*Exercise*
Transcribe each line exactly.

————————

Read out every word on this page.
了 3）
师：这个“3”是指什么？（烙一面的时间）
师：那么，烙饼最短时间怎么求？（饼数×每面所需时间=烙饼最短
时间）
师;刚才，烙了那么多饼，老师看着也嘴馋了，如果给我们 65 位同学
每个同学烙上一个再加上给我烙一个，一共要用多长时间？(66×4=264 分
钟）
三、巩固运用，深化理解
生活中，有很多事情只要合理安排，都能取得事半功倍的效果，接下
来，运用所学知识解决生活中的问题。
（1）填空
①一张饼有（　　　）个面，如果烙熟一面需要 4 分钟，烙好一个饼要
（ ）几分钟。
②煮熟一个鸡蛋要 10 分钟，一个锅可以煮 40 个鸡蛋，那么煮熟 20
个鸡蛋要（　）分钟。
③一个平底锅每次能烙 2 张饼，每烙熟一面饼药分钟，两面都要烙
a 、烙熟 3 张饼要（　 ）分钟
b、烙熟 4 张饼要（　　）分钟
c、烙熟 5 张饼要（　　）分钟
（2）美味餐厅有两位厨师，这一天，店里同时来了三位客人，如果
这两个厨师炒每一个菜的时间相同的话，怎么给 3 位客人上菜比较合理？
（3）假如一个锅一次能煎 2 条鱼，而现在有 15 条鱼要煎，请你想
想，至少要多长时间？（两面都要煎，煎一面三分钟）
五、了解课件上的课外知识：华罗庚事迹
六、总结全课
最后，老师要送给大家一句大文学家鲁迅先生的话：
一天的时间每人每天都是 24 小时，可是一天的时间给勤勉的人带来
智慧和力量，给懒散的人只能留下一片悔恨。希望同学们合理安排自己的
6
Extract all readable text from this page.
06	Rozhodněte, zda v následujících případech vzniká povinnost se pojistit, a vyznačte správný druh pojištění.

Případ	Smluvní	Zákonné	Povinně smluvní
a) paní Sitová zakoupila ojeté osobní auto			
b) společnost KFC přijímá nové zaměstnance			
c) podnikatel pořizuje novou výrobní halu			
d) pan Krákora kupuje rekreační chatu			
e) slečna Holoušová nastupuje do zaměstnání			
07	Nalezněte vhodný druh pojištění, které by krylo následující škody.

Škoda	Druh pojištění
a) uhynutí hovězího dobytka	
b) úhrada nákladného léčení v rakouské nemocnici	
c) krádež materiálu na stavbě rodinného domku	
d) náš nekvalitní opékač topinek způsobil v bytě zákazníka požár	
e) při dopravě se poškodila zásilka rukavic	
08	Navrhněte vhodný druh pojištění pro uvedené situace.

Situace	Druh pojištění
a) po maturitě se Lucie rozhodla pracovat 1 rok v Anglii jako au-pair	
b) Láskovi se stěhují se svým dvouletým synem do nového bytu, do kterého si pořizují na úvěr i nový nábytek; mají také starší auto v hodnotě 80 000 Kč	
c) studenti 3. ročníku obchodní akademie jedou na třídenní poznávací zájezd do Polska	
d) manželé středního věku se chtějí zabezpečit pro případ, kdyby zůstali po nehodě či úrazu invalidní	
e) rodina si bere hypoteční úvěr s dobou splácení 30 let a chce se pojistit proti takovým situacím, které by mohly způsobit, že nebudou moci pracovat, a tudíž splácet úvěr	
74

————————

*Answer below*
Read out every word on this page.
了 3）
师：这个“3”是指什么？（烙一面的时间）
师：那么，烙饼最短时间怎么求？（饼数×每面所需时间=烙饼最短
时间）
师;刚才，烙了那么多饼，老师看着也嘴馋了，如果给我们 65 位同学
每个同学烙上一个再加上给我烙一个，一共要用多长时间？(66×4=264 分
钟）
三、巩固运用，深化理解
生活中，有很多事情只要合理安排，都能取得事半功倍的效果，接下
来，运用所学知识解决生活中的问题。
（1）填空
①一张饼有（　　　）个面，如果烙熟一面需要 4 分钟，烙好一个饼要
（ ）几分钟。
②煮熟一个鸡蛋要 10 分钟，一个锅可以煮 40 个鸡蛋，那么煮熟 20
个鸡蛋要（　）分钟。
③一个平底锅每次能烙 2 张饼，每烙熟一面饼药分钟，两面都要烙
a 、烙熟 3 张饼要（　 ）分钟
b、烙熟 4 张饼要（　　）分钟
c、烙熟 5 张饼要（　　）分钟
（2）美味餐厅有两位厨师，这一天，店里同时来了三位客人，如果
这两个厨师炒每一个菜的时间相同的话，怎么给 3 位客人上菜比较合理？
（3）假如一个锅一次能煎 2 条鱼，而现在有 15 条鱼要煎，请你想
想，至少要多长时间？（两面都要煎，煎一面三分钟）
五、了解课件上的课外知识：华罗庚事迹
六、总结全课
最后，老师要送给大家一句大文学家鲁迅先生的话：
一天的时间每人每天都是 24 小时，可是一天的时间给勤勉的人带来
智慧和力量，给懒散的人只能留下一片悔恨。希望同学们合理安排自己的
6
Extract all readable text from this page.
06	Rozhodněte, zda v následujících případech vzniká povinnost se pojistit, a vyznačte správný druh pojištění.

Případ	Smluvní	Zákonné	Povinně smluvní
a) paní Sitová zakoupila ojeté osobní auto			
b) společnost KFC přijímá nové zaměstnance			
c) podnikatel pořizuje novou výrobní halu			
d) pan Krákora kupuje rekreační chatu			
e) slečna Holoušová nastupuje do zaměstnání			
07	Nalezněte vhodný druh pojištění, které by krylo následující škody.

Škoda	Druh pojištění
a) uhynutí hovězího dobytka	
b) úhrada nákladného léčení v rakouské nemocnici	
c) krádež materiálu na stavbě rodinného domku	
d) náš nekvalitní opékač topinek způsobil v bytě zákazníka požár	
e) při dopravě se poškodila zásilka rukavic	
08	Navrhněte vhodný druh pojištění pro uvedené situace.

Situace	Druh pojištění
a) po maturitě se Lucie rozhodla pracovat 1 rok v Anglii jako au-pair	
b) Láskovi se stěhují se svým dvouletým synem do nového bytu, do kterého si pořizují na úvěr i nový nábytek; mají také starší auto v hodnotě 80 000 Kč	
c) studenti 3. ročníku obchodní akademie jedou na třídenní poznávací zájezd do Polska	
d) manželé středního věku se chtějí zabezpečit pro případ, kdyby zůstali po nehodě či úrazu invalidní	
e) rodina si bere hypoteční úvěr s dobou splácení 30 let a chce se pojistit proti takovým situacím, které by mohly způsobit, že nebudou moci pracovat, a tudíž splácet úvěr	
74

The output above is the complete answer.